Exercise >> Write out the entries below once more, exactly, with the pictures left out.

The data >>
________________________________________
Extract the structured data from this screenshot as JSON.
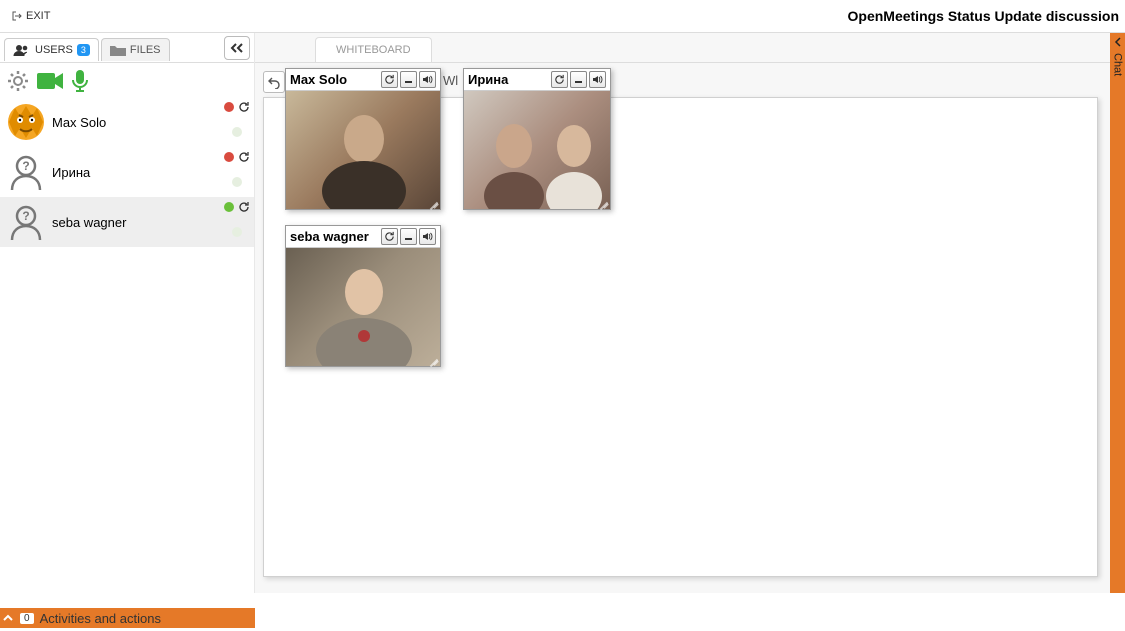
{
  "header": {
    "exit_label": "EXIT",
    "room_title": "OpenMeetings Status Update discussion"
  },
  "sidebar": {
    "tabs": {
      "users": {
        "label": "USERS",
        "count": "3"
      },
      "files": {
        "label": "FILES"
      }
    },
    "users": [
      {
        "name": "Max Solo",
        "status": "red"
      },
      {
        "name": "Ирина",
        "status": "red"
      },
      {
        "name": "seba wagner",
        "status": "green"
      }
    ]
  },
  "whiteboard": {
    "tab_label": "WHITEBOARD",
    "fragment_label": "Wl"
  },
  "videos": [
    {
      "name": "Max Solo"
    },
    {
      "name": "Ирина"
    },
    {
      "name": "seba wagner"
    }
  ],
  "chat": {
    "label": "Chat"
  },
  "bottom": {
    "count": "0",
    "label": "Activities and actions"
  },
  "icons": {
    "gear": "gear",
    "camera": "camera",
    "mic": "mic"
  }
}
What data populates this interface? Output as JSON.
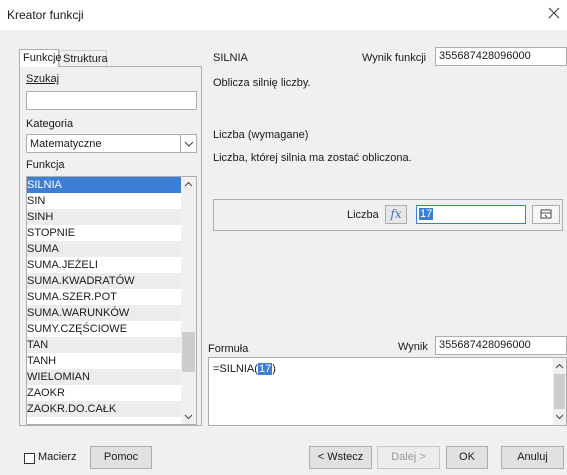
________________________________________
Full response >>
Extract the structured data from this screenshot as JSON.
{
  "header": {
    "exit_label": "EXIT",
    "room_title": "OpenMeetings Status Update discussion"
  },
  "sidebar": {
    "tabs": {
      "users": {
        "label": "USERS",
        "count": "3"
      },
      "files": {
        "label": "FILES"
      }
    },
    "users": [
      {
        "name": "Max Solo",
        "status": "red"
      },
      {
        "name": "Ирина",
        "status": "red"
      },
      {
        "name": "seba wagner",
        "status": "green"
      }
    ]
  },
  "whiteboard": {
    "tab_label": "WHITEBOARD",
    "fragment_label": "Wl"
  },
  "videos": [
    {
      "name": "Max Solo"
    },
    {
      "name": "Ирина"
    },
    {
      "name": "seba wagner"
    }
  ],
  "chat": {
    "label": "Chat"
  },
  "bottom": {
    "count": "0",
    "label": "Activities and actions"
  },
  "icons": {
    "gear": "gear",
    "camera": "camera",
    "mic": "mic"
  }
}
What data populates this interface? Output as JSON.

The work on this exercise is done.